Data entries
Begin
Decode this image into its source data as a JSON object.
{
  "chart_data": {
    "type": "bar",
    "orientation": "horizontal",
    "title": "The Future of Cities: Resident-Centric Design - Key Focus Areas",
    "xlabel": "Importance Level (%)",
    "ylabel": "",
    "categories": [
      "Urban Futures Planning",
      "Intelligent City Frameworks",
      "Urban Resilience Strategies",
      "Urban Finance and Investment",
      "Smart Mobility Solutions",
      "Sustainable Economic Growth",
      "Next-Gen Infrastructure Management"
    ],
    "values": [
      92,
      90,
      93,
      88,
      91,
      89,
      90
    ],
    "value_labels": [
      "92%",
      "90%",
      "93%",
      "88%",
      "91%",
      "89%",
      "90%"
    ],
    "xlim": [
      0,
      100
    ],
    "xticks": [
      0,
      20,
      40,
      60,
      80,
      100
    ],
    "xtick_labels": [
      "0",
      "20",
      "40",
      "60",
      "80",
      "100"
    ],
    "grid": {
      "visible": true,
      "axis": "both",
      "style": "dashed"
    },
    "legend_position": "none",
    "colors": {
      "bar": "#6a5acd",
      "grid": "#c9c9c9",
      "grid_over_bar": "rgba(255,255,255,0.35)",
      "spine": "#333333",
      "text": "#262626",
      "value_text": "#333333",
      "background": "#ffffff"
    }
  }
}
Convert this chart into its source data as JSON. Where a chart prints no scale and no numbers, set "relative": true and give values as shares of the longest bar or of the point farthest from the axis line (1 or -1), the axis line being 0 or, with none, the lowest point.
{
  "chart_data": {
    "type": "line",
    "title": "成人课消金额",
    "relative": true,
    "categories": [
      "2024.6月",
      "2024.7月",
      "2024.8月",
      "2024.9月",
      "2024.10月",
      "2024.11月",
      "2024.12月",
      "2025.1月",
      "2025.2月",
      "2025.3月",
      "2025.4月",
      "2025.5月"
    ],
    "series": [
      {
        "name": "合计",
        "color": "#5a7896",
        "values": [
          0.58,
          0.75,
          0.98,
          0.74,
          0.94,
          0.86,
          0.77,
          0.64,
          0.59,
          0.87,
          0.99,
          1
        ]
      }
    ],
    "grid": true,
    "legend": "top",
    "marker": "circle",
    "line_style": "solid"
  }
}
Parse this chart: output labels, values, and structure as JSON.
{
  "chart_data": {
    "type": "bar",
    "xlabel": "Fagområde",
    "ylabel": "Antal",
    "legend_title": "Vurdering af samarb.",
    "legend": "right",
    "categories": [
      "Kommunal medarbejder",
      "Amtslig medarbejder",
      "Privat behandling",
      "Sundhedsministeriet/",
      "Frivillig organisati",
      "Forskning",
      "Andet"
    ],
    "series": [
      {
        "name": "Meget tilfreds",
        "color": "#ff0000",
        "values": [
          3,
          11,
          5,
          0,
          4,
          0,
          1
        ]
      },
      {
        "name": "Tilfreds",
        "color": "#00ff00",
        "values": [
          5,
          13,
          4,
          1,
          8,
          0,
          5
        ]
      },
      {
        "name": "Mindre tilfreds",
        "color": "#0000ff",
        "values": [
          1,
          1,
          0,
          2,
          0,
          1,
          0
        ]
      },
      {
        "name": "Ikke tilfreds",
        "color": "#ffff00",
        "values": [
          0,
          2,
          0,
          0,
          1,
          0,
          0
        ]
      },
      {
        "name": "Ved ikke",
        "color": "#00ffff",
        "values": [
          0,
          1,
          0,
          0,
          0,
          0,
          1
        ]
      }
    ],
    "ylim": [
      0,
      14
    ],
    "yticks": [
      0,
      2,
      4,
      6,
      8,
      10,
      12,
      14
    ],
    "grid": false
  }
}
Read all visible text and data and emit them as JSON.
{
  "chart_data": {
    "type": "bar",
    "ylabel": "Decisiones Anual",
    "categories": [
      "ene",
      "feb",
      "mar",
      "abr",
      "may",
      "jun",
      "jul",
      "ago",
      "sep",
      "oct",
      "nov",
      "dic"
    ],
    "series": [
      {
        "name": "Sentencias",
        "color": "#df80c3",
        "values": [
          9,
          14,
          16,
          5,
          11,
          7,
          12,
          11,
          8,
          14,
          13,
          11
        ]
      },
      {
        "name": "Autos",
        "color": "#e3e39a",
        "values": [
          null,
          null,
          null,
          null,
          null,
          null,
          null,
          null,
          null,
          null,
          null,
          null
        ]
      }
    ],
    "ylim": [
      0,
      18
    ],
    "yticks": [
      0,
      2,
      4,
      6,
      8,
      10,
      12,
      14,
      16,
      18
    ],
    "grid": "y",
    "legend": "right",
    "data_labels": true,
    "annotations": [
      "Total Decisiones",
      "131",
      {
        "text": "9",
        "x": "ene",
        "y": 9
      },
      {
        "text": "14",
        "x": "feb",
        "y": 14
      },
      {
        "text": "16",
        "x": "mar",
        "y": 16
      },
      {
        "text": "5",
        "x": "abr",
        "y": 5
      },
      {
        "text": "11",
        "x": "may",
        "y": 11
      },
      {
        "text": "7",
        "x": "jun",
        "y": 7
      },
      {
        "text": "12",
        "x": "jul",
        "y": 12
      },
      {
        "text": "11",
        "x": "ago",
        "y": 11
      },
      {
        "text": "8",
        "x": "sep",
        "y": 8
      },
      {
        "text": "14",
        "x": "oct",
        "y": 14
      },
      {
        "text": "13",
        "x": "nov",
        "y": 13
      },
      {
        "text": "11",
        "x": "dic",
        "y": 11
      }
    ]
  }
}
End
Working from the material above, retype it in its entirety without change.

Decode this image into its source data as a JSON object.
{
  "chart_data": {
    "type": "bar",
    "orientation": "horizontal",
    "title": "The Future of Cities: Resident-Centric Design - Key Focus Areas",
    "xlabel": "Importance Level (%)",
    "ylabel": "",
    "categories": [
      "Urban Futures Planning",
      "Intelligent City Frameworks",
      "Urban Resilience Strategies",
      "Urban Finance and Investment",
      "Smart Mobility Solutions",
      "Sustainable Economic Growth",
      "Next-Gen Infrastructure Management"
    ],
    "values": [
      92,
      90,
      93,
      88,
      91,
      89,
      90
    ],
    "value_labels": [
      "92%",
      "90%",
      "93%",
      "88%",
      "91%",
      "89%",
      "90%"
    ],
    "xlim": [
      0,
      100
    ],
    "xticks": [
      0,
      20,
      40,
      60,
      80,
      100
    ],
    "xtick_labels": [
      "0",
      "20",
      "40",
      "60",
      "80",
      "100"
    ],
    "grid": {
      "visible": true,
      "axis": "both",
      "style": "dashed"
    },
    "legend_position": "none",
    "colors": {
      "bar": "#6a5acd",
      "grid": "#c9c9c9",
      "grid_over_bar": "rgba(255,255,255,0.35)",
      "spine": "#333333",
      "text": "#262626",
      "value_text": "#333333",
      "background": "#ffffff"
    }
  }
}
Convert this chart into its source data as JSON. Where a chart prints no scale and no numbers, set "relative": true and give values as shares of the longest bar or of the point farthest from the axis line (1 or -1), the axis line being 0 or, with none, the lowest point.
{
  "chart_data": {
    "type": "line",
    "title": "成人课消金额",
    "relative": true,
    "categories": [
      "2024.6月",
      "2024.7月",
      "2024.8月",
      "2024.9月",
      "2024.10月",
      "2024.11月",
      "2024.12月",
      "2025.1月",
      "2025.2月",
      "2025.3月",
      "2025.4月",
      "2025.5月"
    ],
    "series": [
      {
        "name": "合计",
        "color": "#5a7896",
        "values": [
          0.58,
          0.75,
          0.98,
          0.74,
          0.94,
          0.86,
          0.77,
          0.64,
          0.59,
          0.87,
          0.99,
          1
        ]
      }
    ],
    "grid": true,
    "legend": "top",
    "marker": "circle",
    "line_style": "solid"
  }
}
Parse this chart: output labels, values, and structure as JSON.
{
  "chart_data": {
    "type": "bar",
    "xlabel": "Fagområde",
    "ylabel": "Antal",
    "legend_title": "Vurdering af samarb.",
    "legend": "right",
    "categories": [
      "Kommunal medarbejder",
      "Amtslig medarbejder",
      "Privat behandling",
      "Sundhedsministeriet/",
      "Frivillig organisati",
      "Forskning",
      "Andet"
    ],
    "series": [
      {
        "name": "Meget tilfreds",
        "color": "#ff0000",
        "values": [
          3,
          11,
          5,
          0,
          4,
          0,
          1
        ]
      },
      {
        "name": "Tilfreds",
        "color": "#00ff00",
        "values": [
          5,
          13,
          4,
          1,
          8,
          0,
          5
        ]
      },
      {
        "name": "Mindre tilfreds",
        "color": "#0000ff",
        "values": [
          1,
          1,
          0,
          2,
          0,
          1,
          0
        ]
      },
      {
        "name": "Ikke tilfreds",
        "color": "#ffff00",
        "values": [
          0,
          2,
          0,
          0,
          1,
          0,
          0
        ]
      },
      {
        "name": "Ved ikke",
        "color": "#00ffff",
        "values": [
          0,
          1,
          0,
          0,
          0,
          0,
          1
        ]
      }
    ],
    "ylim": [
      0,
      14
    ],
    "yticks": [
      0,
      2,
      4,
      6,
      8,
      10,
      12,
      14
    ],
    "grid": false
  }
}
Read all visible text and data and emit them as JSON.
{
  "chart_data": {
    "type": "bar",
    "ylabel": "Decisiones Anual",
    "categories": [
      "ene",
      "feb",
      "mar",
      "abr",
      "may",
      "jun",
      "jul",
      "ago",
      "sep",
      "oct",
      "nov",
      "dic"
    ],
    "series": [
      {
        "name": "Sentencias",
        "color": "#df80c3",
        "values": [
          9,
          14,
          16,
          5,
          11,
          7,
          12,
          11,
          8,
          14,
          13,
          11
        ]
      },
      {
        "name": "Autos",
        "color": "#e3e39a",
        "values": [
          null,
          null,
          null,
          null,
          null,
          null,
          null,
          null,
          null,
          null,
          null,
          null
        ]
      }
    ],
    "ylim": [
      0,
      18
    ],
    "yticks": [
      0,
      2,
      4,
      6,
      8,
      10,
      12,
      14,
      16,
      18
    ],
    "grid": "y",
    "legend": "right",
    "data_labels": true,
    "annotations": [
      "Total Decisiones",
      "131",
      {
        "text": "9",
        "x": "ene",
        "y": 9
      },
      {
        "text": "14",
        "x": "feb",
        "y": 14
      },
      {
        "text": "16",
        "x": "mar",
        "y": 16
      },
      {
        "text": "5",
        "x": "abr",
        "y": 5
      },
      {
        "text": "11",
        "x": "may",
        "y": 11
      },
      {
        "text": "7",
        "x": "jun",
        "y": 7
      },
      {
        "text": "12",
        "x": "jul",
        "y": 12
      },
      {
        "text": "11",
        "x": "ago",
        "y": 11
      },
      {
        "text": "8",
        "x": "sep",
        "y": 8
      },
      {
        "text": "14",
        "x": "oct",
        "y": 14
      },
      {
        "text": "13",
        "x": "nov",
        "y": 13
      },
      {
        "text": "11",
        "x": "dic",
        "y": 11
      }
    ]
  }
}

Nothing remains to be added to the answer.